Search the records for "Unintentional". Copy every line where it appears.

Dataset entries
-------
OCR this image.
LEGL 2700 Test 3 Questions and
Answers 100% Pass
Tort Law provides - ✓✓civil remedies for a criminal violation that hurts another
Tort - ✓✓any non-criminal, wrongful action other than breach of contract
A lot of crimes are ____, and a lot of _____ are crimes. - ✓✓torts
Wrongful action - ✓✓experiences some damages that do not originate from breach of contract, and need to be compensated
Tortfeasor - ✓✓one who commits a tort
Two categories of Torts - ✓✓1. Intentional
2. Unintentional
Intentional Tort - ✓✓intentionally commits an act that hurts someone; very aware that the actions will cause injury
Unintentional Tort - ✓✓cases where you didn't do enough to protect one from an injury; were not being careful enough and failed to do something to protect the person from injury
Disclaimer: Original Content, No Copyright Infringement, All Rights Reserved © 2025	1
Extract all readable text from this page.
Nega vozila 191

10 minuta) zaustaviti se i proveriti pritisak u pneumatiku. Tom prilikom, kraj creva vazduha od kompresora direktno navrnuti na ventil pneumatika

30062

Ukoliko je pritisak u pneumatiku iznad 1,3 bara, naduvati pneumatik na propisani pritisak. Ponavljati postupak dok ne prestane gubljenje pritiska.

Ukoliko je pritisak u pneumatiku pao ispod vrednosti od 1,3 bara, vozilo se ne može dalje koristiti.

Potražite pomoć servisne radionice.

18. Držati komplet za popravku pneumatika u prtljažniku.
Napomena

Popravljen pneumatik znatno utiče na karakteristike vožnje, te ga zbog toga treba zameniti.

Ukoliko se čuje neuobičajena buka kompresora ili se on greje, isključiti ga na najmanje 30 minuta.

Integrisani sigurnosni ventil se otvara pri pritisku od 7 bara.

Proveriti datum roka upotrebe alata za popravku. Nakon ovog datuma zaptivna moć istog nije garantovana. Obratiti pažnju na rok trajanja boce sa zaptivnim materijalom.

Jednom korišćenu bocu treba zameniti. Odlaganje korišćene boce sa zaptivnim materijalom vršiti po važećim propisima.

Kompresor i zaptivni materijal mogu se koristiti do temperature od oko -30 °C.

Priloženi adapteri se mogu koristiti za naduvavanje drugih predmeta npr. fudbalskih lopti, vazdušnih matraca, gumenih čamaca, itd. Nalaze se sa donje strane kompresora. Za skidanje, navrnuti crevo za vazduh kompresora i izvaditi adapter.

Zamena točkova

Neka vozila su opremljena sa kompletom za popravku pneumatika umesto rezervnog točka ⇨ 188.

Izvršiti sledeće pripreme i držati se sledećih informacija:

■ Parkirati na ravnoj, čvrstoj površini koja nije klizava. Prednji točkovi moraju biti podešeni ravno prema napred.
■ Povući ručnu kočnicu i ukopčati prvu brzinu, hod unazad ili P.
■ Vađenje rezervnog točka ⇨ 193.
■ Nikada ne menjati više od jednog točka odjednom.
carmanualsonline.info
-------
*WRITTEN SOLUTION*.
2. Unintentional
Unintentional Tort - ✓✓cases where you didn't do enough to protect one from an injury; were not being careful enough and failed to do something to protect the person from injury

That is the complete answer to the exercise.